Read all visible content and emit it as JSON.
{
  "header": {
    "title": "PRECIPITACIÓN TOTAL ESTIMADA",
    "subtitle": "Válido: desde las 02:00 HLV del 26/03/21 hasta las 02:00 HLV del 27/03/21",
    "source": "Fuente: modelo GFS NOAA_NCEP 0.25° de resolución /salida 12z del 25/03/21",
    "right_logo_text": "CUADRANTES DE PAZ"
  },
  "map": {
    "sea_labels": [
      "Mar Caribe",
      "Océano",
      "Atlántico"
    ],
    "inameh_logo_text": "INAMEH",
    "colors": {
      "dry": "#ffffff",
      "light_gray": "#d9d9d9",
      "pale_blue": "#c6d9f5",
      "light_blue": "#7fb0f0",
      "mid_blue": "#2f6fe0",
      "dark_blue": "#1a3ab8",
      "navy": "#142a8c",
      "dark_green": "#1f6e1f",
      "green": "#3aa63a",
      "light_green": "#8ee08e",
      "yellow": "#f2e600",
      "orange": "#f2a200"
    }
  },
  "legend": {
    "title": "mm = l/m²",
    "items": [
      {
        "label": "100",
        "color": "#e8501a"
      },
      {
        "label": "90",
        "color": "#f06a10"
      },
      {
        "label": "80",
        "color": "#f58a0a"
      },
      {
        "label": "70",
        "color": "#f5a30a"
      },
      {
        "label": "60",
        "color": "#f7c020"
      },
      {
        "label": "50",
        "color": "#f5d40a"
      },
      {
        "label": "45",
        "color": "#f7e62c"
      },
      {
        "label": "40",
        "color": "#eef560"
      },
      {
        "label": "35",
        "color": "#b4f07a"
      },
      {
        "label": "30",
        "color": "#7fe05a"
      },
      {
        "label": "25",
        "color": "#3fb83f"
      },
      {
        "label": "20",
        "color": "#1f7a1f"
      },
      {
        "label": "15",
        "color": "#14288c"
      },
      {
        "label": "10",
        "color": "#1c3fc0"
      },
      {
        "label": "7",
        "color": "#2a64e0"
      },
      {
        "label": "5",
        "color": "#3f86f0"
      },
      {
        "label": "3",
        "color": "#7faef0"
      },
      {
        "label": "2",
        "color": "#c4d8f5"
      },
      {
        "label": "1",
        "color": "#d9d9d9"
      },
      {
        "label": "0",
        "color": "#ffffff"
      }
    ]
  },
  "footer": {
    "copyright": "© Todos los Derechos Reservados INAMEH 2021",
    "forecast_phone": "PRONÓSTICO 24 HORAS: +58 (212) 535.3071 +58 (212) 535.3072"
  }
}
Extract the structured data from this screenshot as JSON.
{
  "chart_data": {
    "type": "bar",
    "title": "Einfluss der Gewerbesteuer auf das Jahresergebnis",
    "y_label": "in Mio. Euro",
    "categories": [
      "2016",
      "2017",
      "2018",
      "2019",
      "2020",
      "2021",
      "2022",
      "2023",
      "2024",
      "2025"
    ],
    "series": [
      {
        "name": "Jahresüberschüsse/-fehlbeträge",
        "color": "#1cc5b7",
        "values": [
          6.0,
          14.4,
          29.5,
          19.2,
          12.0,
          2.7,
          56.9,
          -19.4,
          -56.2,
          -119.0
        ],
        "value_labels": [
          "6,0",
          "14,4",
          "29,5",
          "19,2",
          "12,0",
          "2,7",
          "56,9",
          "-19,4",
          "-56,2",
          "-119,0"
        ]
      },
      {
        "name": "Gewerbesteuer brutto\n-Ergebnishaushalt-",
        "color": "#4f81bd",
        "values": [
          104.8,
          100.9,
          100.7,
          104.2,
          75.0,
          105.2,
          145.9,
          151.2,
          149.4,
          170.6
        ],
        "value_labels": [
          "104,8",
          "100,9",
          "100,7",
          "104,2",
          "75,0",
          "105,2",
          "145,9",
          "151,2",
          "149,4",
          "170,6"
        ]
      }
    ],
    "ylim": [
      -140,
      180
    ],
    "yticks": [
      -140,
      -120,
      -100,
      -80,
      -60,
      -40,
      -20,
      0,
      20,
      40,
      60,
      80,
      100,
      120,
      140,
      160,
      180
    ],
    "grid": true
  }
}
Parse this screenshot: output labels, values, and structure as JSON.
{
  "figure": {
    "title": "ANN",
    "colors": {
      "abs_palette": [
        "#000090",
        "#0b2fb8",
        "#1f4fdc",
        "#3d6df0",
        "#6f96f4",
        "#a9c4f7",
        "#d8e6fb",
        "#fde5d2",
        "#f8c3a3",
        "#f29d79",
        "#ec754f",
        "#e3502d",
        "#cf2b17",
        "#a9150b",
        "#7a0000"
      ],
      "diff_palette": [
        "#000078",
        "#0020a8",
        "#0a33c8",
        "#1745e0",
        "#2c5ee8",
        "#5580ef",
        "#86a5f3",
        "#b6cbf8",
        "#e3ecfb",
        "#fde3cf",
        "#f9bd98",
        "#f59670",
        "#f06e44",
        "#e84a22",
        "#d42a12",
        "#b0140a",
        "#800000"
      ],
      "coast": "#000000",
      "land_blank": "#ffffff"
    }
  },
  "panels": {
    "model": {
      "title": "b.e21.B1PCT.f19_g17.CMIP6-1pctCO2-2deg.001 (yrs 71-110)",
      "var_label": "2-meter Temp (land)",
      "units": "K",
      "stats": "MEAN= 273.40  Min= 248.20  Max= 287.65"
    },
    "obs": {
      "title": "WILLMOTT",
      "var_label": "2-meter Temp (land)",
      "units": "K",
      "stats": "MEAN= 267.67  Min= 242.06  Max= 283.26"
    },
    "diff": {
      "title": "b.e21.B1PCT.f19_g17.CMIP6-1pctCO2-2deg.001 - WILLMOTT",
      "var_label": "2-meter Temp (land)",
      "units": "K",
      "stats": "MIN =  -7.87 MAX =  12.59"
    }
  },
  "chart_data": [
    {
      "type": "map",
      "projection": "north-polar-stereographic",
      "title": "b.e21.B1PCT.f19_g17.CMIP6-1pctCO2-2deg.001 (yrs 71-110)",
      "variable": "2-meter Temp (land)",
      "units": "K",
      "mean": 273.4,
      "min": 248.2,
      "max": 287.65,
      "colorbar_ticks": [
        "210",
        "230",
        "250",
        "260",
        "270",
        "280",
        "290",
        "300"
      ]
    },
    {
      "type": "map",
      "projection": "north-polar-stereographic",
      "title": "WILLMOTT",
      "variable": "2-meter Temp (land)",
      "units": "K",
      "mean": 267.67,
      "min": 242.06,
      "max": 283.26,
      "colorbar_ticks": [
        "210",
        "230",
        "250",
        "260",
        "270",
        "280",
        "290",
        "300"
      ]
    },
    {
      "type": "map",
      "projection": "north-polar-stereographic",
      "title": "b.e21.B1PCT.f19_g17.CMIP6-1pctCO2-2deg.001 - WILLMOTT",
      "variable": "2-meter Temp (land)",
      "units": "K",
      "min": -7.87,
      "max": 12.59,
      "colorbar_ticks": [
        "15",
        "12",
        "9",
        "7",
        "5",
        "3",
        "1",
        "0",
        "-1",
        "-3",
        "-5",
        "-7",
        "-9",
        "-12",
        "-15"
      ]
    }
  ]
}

-=-=-=-=-

## Stated goal
Write out every record shown above, word for word.

## Written response
Read all visible content and emit it as JSON.
{
  "header": {
    "title": "PRECIPITACIÓN TOTAL ESTIMADA",
    "subtitle": "Válido: desde las 02:00 HLV del 26/03/21 hasta las 02:00 HLV del 27/03/21",
    "source": "Fuente: modelo GFS NOAA_NCEP 0.25° de resolución /salida 12z del 25/03/21",
    "right_logo_text": "CUADRANTES DE PAZ"
  },
  "map": {
    "sea_labels": [
      "Mar Caribe",
      "Océano",
      "Atlántico"
    ],
    "inameh_logo_text": "INAMEH",
    "colors": {
      "dry": "#ffffff",
      "light_gray": "#d9d9d9",
      "pale_blue": "#c6d9f5",
      "light_blue": "#7fb0f0",
      "mid_blue": "#2f6fe0",
      "dark_blue": "#1a3ab8",
      "navy": "#142a8c",
      "dark_green": "#1f6e1f",
      "green": "#3aa63a",
      "light_green": "#8ee08e",
      "yellow": "#f2e600",
      "orange": "#f2a200"
    }
  },
  "legend": {
    "title": "mm = l/m²",
    "items": [
      {
        "label": "100",
        "color": "#e8501a"
      },
      {
        "label": "90",
        "color": "#f06a10"
      },
      {
        "label": "80",
        "color": "#f58a0a"
      },
      {
        "label": "70",
        "color": "#f5a30a"
      },
      {
        "label": "60",
        "color": "#f7c020"
      },
      {
        "label": "50",
        "color": "#f5d40a"
      },
      {
        "label": "45",
        "color": "#f7e62c"
      },
      {
        "label": "40",
        "color": "#eef560"
      },
      {
        "label": "35",
        "color": "#b4f07a"
      },
      {
        "label": "30",
        "color": "#7fe05a"
      },
      {
        "label": "25",
        "color": "#3fb83f"
      },
      {
        "label": "20",
        "color": "#1f7a1f"
      },
      {
        "label": "15",
        "color": "#14288c"
      },
      {
        "label": "10",
        "color": "#1c3fc0"
      },
      {
        "label": "7",
        "color": "#2a64e0"
      },
      {
        "label": "5",
        "color": "#3f86f0"
      },
      {
        "label": "3",
        "color": "#7faef0"
      },
      {
        "label": "2",
        "color": "#c4d8f5"
      },
      {
        "label": "1",
        "color": "#d9d9d9"
      },
      {
        "label": "0",
        "color": "#ffffff"
      }
    ]
  },
  "footer": {
    "copyright": "© Todos los Derechos Reservados INAMEH 2021",
    "forecast_phone": "PRONÓSTICO 24 HORAS: +58 (212) 535.3071 +58 (212) 535.3072"
  }
}
Extract the structured data from this screenshot as JSON.
{
  "chart_data": {
    "type": "bar",
    "title": "Einfluss der Gewerbesteuer auf das Jahresergebnis",
    "y_label": "in Mio. Euro",
    "categories": [
      "2016",
      "2017",
      "2018",
      "2019",
      "2020",
      "2021",
      "2022",
      "2023",
      "2024",
      "2025"
    ],
    "series": [
      {
        "name": "Jahresüberschüsse/-fehlbeträge",
        "color": "#1cc5b7",
        "values": [
          6.0,
          14.4,
          29.5,
          19.2,
          12.0,
          2.7,
          56.9,
          -19.4,
          -56.2,
          -119.0
        ],
        "value_labels": [
          "6,0",
          "14,4",
          "29,5",
          "19,2",
          "12,0",
          "2,7",
          "56,9",
          "-19,4",
          "-56,2",
          "-119,0"
        ]
      },
      {
        "name": "Gewerbesteuer brutto\n-Ergebnishaushalt-",
        "color": "#4f81bd",
        "values": [
          104.8,
          100.9,
          100.7,
          104.2,
          75.0,
          105.2,
          145.9,
          151.2,
          149.4,
          170.6
        ],
        "value_labels": [
          "104,8",
          "100,9",
          "100,7",
          "104,2",
          "75,0",
          "105,2",
          "145,9",
          "151,2",
          "149,4",
          "170,6"
        ]
      }
    ],
    "ylim": [
      -140,
      180
    ],
    "yticks": [
      -140,
      -120,
      -100,
      -80,
      -60,
      -40,
      -20,
      0,
      20,
      40,
      60,
      80,
      100,
      120,
      140,
      160,
      180
    ],
    "grid": true
  }
}
Parse this screenshot: output labels, values, and structure as JSON.
{
  "figure": {
    "title": "ANN",
    "colors": {
      "abs_palette": [
        "#000090",
        "#0b2fb8",
        "#1f4fdc",
        "#3d6df0",
        "#6f96f4",
        "#a9c4f7",
        "#d8e6fb",
        "#fde5d2",
        "#f8c3a3",
        "#f29d79",
        "#ec754f",
        "#e3502d",
        "#cf2b17",
        "#a9150b",
        "#7a0000"
      ],
      "diff_palette": [
        "#000078",
        "#0020a8",
        "#0a33c8",
        "#1745e0",
        "#2c5ee8",
        "#5580ef",
        "#86a5f3",
        "#b6cbf8",
        "#e3ecfb",
        "#fde3cf",
        "#f9bd98",
        "#f59670",
        "#f06e44",
        "#e84a22",
        "#d42a12",
        "#b0140a",
        "#800000"
      ],
      "coast": "#000000",
      "land_blank": "#ffffff"
    }
  },
  "panels": {
    "model": {
      "title": "b.e21.B1PCT.f19_g17.CMIP6-1pctCO2-2deg.001 (yrs 71-110)",
      "var_label": "2-meter Temp (land)",
      "units": "K",
      "stats": "MEAN= 273.40  Min= 248.20  Max= 287.65"
    },
    "obs": {
      "title": "WILLMOTT",
      "var_label": "2-meter Temp (land)",
      "units": "K",
      "stats": "MEAN= 267.67  Min= 242.06  Max= 283.26"
    },
    "diff": {
      "title": "b.e21.B1PCT.f19_g17.CMIP6-1pctCO2-2deg.001 - WILLMOTT",
      "var_label": "2-meter Temp (land)",
      "units": "K",
      "stats": "MIN =  -7.87 MAX =  12.59"
    }
  },
  "chart_data": [
    {
      "type": "map",
      "projection": "north-polar-stereographic",
      "title": "b.e21.B1PCT.f19_g17.CMIP6-1pctCO2-2deg.001 (yrs 71-110)",
      "variable": "2-meter Temp (land)",
      "units": "K",
      "mean": 273.4,
      "min": 248.2,
      "max": 287.65,
      "colorbar_ticks": [
        "210",
        "230",
        "250",
        "260",
        "270",
        "280",
        "290",
        "300"
      ]
    },
    {
      "type": "map",
      "projection": "north-polar-stereographic",
      "title": "WILLMOTT",
      "variable": "2-meter Temp (land)",
      "units": "K",
      "mean": 267.67,
      "min": 242.06,
      "max": 283.26,
      "colorbar_ticks": [
        "210",
        "230",
        "250",
        "260",
        "270",
        "280",
        "290",
        "300"
      ]
    },
    {
      "type": "map",
      "projection": "north-polar-stereographic",
      "title": "b.e21.B1PCT.f19_g17.CMIP6-1pctCO2-2deg.001 - WILLMOTT",
      "variable": "2-meter Temp (land)",
      "units": "K",
      "min": -7.87,
      "max": 12.59,
      "colorbar_ticks": [
        "15",
        "12",
        "9",
        "7",
        "5",
        "3",
        "1",
        "0",
        "-1",
        "-3",
        "-5",
        "-7",
        "-9",
        "-12",
        "-15"
      ]
    }
  ]
}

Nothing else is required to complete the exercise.